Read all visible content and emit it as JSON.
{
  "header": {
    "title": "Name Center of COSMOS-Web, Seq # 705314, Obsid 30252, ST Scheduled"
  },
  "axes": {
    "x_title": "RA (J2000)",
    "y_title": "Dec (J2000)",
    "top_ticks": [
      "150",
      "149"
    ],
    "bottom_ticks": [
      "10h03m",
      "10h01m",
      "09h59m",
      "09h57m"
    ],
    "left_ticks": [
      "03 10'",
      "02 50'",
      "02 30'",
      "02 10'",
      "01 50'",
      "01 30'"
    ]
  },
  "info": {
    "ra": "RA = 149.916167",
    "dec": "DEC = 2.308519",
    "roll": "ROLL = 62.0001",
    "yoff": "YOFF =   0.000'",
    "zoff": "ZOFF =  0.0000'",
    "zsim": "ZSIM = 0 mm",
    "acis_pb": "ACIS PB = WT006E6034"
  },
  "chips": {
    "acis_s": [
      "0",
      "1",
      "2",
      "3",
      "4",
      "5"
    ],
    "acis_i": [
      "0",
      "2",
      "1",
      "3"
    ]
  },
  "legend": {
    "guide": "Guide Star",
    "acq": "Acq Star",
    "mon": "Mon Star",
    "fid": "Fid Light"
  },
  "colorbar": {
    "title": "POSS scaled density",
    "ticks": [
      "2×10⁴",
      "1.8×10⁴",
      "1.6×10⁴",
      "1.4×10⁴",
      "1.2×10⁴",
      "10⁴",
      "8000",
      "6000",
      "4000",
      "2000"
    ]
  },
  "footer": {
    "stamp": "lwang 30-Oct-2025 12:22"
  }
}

————————

GIVEN INSTRUCTION
Copy out the material word for word and line for line.

WRITTEN ANSWER
Read all visible content and emit it as JSON.
{
  "header": {
    "title": "Name Center of COSMOS-Web, Seq # 705314, Obsid 30252, ST Scheduled"
  },
  "axes": {
    "x_title": "RA (J2000)",
    "y_title": "Dec (J2000)",
    "top_ticks": [
      "150",
      "149"
    ],
    "bottom_ticks": [
      "10h03m",
      "10h01m",
      "09h59m",
      "09h57m"
    ],
    "left_ticks": [
      "03 10'",
      "02 50'",
      "02 30'",
      "02 10'",
      "01 50'",
      "01 30'"
    ]
  },
  "info": {
    "ra": "RA = 149.916167",
    "dec": "DEC = 2.308519",
    "roll": "ROLL = 62.0001",
    "yoff": "YOFF =   0.000'",
    "zoff": "ZOFF =  0.0000'",
    "zsim": "ZSIM = 0 mm",
    "acis_pb": "ACIS PB = WT006E6034"
  },
  "chips": {
    "acis_s": [
      "0",
      "1",
      "2",
      "3",
      "4",
      "5"
    ],
    "acis_i": [
      "0",
      "2",
      "1",
      "3"
    ]
  },
  "legend": {
    "guide": "Guide Star",
    "acq": "Acq Star",
    "mon": "Mon Star",
    "fid": "Fid Light"
  },
  "colorbar": {
    "title": "POSS scaled density",
    "ticks": [
      "2×10⁴",
      "1.8×10⁴",
      "1.6×10⁴",
      "1.4×10⁴",
      "1.2×10⁴",
      "10⁴",
      "8000",
      "6000",
      "4000",
      "2000"
    ]
  },
  "footer": {
    "stamp": "lwang 30-Oct-2025 12:22"
  }
}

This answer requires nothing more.